GOAL OF THE EXERCISE:
Which lines hold the word "raport"? Copy each of them.

Data listing:

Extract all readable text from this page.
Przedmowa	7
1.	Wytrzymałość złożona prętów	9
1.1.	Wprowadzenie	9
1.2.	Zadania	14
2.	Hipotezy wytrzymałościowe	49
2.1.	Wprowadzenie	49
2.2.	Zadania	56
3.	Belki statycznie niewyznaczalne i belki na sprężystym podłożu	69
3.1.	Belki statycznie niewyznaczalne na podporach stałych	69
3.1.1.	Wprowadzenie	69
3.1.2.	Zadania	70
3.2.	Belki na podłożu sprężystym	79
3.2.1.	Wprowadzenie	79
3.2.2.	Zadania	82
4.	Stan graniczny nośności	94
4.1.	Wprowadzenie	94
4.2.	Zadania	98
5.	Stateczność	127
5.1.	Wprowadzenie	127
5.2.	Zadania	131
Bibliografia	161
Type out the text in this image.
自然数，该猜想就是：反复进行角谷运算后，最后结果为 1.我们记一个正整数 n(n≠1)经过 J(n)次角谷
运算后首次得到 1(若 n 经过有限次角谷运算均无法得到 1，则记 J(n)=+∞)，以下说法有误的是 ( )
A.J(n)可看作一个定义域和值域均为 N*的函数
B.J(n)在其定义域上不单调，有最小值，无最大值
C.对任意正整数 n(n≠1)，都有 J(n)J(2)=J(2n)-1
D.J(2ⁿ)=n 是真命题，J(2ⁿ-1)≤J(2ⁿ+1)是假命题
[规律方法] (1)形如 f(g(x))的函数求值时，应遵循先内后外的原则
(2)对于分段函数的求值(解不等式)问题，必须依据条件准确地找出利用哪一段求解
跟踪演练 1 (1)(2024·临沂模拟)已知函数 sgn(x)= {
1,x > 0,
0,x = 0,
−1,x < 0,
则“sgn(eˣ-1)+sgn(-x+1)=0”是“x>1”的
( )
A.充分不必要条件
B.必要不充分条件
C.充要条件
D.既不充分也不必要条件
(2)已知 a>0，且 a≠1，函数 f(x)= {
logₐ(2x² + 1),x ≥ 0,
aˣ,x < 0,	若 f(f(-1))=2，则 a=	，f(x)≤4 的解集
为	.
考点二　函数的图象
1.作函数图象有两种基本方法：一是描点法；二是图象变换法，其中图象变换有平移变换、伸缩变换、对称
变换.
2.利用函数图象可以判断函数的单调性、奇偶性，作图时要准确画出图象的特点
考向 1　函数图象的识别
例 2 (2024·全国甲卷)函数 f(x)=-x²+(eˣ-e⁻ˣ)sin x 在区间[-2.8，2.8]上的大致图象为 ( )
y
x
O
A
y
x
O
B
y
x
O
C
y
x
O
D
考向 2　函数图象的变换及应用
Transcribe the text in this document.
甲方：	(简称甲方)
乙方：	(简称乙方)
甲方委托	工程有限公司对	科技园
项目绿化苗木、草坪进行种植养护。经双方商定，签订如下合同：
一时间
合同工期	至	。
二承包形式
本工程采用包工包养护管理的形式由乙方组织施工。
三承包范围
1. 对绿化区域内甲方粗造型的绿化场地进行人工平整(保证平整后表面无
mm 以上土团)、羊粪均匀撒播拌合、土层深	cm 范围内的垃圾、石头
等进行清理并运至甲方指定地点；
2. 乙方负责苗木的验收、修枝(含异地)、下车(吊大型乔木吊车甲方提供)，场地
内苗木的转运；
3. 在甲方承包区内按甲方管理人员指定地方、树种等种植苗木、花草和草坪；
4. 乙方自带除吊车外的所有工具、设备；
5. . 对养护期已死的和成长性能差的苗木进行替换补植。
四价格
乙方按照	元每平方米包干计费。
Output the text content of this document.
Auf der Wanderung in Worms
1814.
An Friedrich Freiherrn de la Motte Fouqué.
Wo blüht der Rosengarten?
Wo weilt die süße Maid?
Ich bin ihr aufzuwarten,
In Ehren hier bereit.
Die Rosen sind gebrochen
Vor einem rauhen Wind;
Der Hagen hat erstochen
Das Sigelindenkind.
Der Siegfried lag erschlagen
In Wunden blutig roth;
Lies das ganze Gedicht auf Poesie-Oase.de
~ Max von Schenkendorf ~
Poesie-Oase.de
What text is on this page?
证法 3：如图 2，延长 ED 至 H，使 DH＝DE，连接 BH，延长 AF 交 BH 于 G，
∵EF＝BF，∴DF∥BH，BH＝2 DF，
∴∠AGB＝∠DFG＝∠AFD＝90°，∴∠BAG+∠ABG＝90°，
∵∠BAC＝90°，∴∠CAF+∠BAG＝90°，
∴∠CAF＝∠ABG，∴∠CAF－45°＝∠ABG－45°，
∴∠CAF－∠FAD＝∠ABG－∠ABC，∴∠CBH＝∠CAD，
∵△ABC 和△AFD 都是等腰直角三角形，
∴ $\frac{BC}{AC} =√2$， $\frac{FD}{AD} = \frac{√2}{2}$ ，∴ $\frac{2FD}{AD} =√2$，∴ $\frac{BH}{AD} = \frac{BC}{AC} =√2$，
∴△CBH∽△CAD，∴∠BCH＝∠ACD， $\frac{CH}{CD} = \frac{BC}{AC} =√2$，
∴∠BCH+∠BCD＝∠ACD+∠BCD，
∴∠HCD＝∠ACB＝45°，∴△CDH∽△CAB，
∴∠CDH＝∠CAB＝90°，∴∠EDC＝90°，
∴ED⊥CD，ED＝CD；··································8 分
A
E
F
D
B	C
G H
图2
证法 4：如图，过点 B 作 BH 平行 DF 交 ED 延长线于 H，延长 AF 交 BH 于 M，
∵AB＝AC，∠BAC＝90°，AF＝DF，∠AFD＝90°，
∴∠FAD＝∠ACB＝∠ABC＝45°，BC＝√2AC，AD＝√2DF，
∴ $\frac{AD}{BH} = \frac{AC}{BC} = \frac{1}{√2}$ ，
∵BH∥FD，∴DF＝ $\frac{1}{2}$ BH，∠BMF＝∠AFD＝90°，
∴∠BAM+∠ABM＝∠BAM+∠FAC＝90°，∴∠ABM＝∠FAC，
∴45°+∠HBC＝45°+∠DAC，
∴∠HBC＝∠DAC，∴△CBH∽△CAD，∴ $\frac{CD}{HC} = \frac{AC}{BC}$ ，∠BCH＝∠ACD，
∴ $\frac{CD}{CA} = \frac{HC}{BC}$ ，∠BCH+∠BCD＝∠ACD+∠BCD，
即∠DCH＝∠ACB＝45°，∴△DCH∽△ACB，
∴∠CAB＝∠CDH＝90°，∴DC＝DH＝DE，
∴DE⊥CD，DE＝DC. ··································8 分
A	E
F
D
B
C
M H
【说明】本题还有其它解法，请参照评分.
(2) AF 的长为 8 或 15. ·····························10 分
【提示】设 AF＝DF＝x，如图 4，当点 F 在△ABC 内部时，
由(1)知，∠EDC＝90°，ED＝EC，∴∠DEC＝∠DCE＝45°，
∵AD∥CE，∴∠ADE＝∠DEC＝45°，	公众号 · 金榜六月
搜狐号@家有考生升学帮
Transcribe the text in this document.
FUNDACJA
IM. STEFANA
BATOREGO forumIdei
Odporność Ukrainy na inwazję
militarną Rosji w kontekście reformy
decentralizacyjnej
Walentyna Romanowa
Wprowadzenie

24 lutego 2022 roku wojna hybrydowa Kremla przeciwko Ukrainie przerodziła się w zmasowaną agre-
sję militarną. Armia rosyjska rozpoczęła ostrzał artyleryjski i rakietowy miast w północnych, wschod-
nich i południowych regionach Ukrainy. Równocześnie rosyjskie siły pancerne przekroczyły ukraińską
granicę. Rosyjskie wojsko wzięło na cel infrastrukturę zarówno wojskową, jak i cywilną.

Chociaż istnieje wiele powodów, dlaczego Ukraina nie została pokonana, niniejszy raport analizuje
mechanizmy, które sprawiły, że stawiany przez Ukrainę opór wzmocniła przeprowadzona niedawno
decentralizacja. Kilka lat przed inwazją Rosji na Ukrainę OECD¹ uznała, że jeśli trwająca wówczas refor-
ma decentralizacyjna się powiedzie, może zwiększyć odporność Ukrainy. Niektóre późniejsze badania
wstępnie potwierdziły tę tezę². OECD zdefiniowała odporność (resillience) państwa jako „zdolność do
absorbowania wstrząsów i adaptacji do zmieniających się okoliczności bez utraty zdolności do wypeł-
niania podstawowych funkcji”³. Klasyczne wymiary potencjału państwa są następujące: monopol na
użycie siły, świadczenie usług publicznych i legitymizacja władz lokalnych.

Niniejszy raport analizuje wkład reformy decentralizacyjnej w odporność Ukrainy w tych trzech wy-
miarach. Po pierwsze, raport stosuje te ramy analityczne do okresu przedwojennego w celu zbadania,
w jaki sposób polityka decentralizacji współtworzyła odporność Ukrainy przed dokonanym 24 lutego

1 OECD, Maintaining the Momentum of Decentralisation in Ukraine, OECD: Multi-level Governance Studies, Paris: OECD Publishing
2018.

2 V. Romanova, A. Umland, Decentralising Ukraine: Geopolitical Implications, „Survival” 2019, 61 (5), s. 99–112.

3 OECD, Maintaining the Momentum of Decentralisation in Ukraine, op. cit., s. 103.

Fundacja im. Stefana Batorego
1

REPLY TO THE EXERCISE:
Chociaż istnieje wiele powodów, dlaczego Ukraina nie została pokonana, niniejszy raport analizuje
Niniejszy raport analizuje wkład reformy decentralizacyjnej w odporność Ukrainy w tych trzech wy-
miarach. Po pierwsze, raport stosuje te ramy analityczne do okresu przedwojennego w celu zbadania,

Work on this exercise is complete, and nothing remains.